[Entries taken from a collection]

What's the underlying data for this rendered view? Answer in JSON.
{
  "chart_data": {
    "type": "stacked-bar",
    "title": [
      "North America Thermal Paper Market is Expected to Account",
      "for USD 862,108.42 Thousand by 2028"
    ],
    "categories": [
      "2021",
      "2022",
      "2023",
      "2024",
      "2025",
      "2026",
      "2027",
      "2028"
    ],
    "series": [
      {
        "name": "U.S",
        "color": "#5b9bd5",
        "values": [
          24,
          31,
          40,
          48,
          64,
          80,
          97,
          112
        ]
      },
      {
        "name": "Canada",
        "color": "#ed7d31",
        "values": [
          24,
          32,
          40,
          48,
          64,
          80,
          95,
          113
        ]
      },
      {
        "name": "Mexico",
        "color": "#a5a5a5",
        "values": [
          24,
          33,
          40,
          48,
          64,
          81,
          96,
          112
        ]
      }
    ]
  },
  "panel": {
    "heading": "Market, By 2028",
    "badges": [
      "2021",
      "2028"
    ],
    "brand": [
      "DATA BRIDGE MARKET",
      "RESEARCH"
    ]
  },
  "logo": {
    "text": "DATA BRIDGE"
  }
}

◆ Aim ◆
Count the lines that hold the string "color" and state that number alone.

◆ Solution to this exercise ◆
3